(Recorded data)
[START]

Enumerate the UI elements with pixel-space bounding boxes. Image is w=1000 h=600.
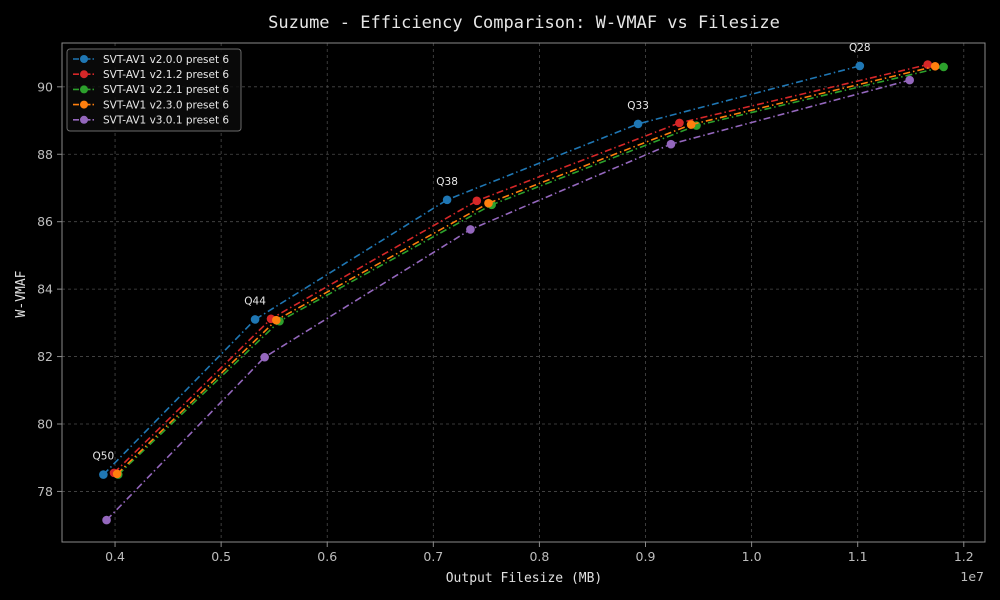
y-tick-label: 90 (37, 79, 53, 94)
annotation-label: Q38 (436, 176, 458, 188)
data-point (472, 196, 482, 206)
x-tick-label: 1.0 (742, 549, 762, 564)
y-tick-label: 78 (37, 484, 53, 499)
chart-title: Suzume - Efficiency Comparison: W-VMAF v… (268, 13, 780, 33)
data-point (99, 470, 108, 479)
data-point (484, 198, 493, 208)
legend-label: SVT-AV1 v2.1.2 preset 6 (103, 69, 229, 81)
legend-marker (80, 115, 88, 124)
legend-item: SVT-AV1 v2.0.0 preset 6 (73, 54, 229, 66)
data-point (102, 515, 111, 525)
legend-marker (80, 70, 88, 79)
legend: SVT-AV1 v2.0.0 preset 6 SVT-AV1 v2.1.2 pr… (66, 48, 242, 132)
series-line (113, 63, 928, 474)
annotations: Q50 Q44 Q38 Q33 Q28 (93, 42, 871, 463)
plot-frame (61, 42, 986, 543)
x-tick-label: 0.8 (529, 549, 549, 564)
data-point (250, 315, 260, 324)
legend-item: SVT-AV1 v2.2.1 preset 6 (73, 84, 229, 96)
data-point (442, 195, 452, 205)
data-point (855, 61, 865, 71)
series-line (102, 65, 861, 476)
legend-item: SVT-AV1 v3.0.1 preset 6 (73, 115, 229, 127)
y-tick-label: 84 (37, 282, 53, 297)
x-axis-label: Output Filesize (MB) (446, 571, 603, 586)
data-point (923, 60, 933, 69)
x-tick-label: 0.5 (211, 549, 231, 564)
legend-item: SVT-AV1 v2.1.2 preset 6 (73, 69, 229, 81)
data-point (633, 119, 643, 129)
axis-ticks: 0.4 0.5 0.6 0.7 0.8 0.9 1.0 1.1 1.2 78 80 82 84 86 88 9… (37, 79, 974, 564)
annotation-label: Q44 (244, 295, 266, 307)
series-5 (102, 75, 914, 525)
x-tick-label: 1.1 (848, 549, 868, 564)
series-1 (99, 61, 865, 479)
legend-label: SVT-AV1 v2.2.1 preset 6 (103, 84, 229, 96)
y-tick-label: 80 (37, 416, 53, 431)
legend-label: SVT-AV1 v2.0.0 preset 6 (103, 54, 229, 66)
annotation-label: Q33 (627, 100, 649, 112)
legend-marker (80, 85, 88, 94)
data-point (675, 118, 684, 128)
y-tick-label: 86 (37, 214, 53, 229)
series-line (116, 65, 936, 475)
y-axis-label: W-VMAF (14, 270, 29, 317)
annotation-label: Q50 (93, 451, 115, 463)
data-point (939, 62, 948, 72)
data-point (686, 120, 696, 129)
y-tick-label: 82 (37, 349, 53, 364)
legend-label: SVT-AV1 v3.0.1 preset 6 (103, 115, 229, 127)
x-tick-label: 0.7 (423, 549, 443, 564)
x-tick-label: 1.2 (954, 549, 974, 564)
grid (62, 43, 985, 542)
series-4 (112, 61, 940, 479)
y-tick-label: 88 (37, 147, 53, 162)
annotation-label: Q28 (849, 42, 871, 54)
data-point (260, 352, 269, 362)
legend-marker (80, 55, 88, 63)
legend-marker (80, 100, 88, 109)
data-point (930, 61, 940, 71)
legend-box (66, 48, 242, 132)
legend-item: SVT-AV1 v2.3.0 preset 6 (73, 99, 229, 111)
x-tick-label: 0.6 (317, 549, 337, 564)
x-tick-label: 0.4 (105, 549, 125, 564)
x-axis-offset-label: 1e7 (960, 569, 984, 584)
data-point (112, 469, 122, 479)
x-tick-label: 0.9 (636, 549, 656, 564)
data-point (666, 139, 676, 149)
data-point (272, 315, 281, 325)
series-layer (99, 60, 948, 525)
legend-label: SVT-AV1 v2.3.0 preset 6 (103, 99, 229, 111)
data-point (905, 75, 914, 85)
data-point (466, 225, 475, 234)
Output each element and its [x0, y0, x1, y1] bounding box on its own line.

[END]

- REQUIREMENT -
Pull out each line of the material above that contains the string "VMAF".

- EXERCISE SOLUTION -
chart-title: Suzume - Efficiency Comparison: W-VMAF v… (268, 13, 780, 33)
y-axis-label: W-VMAF (14, 270, 29, 317)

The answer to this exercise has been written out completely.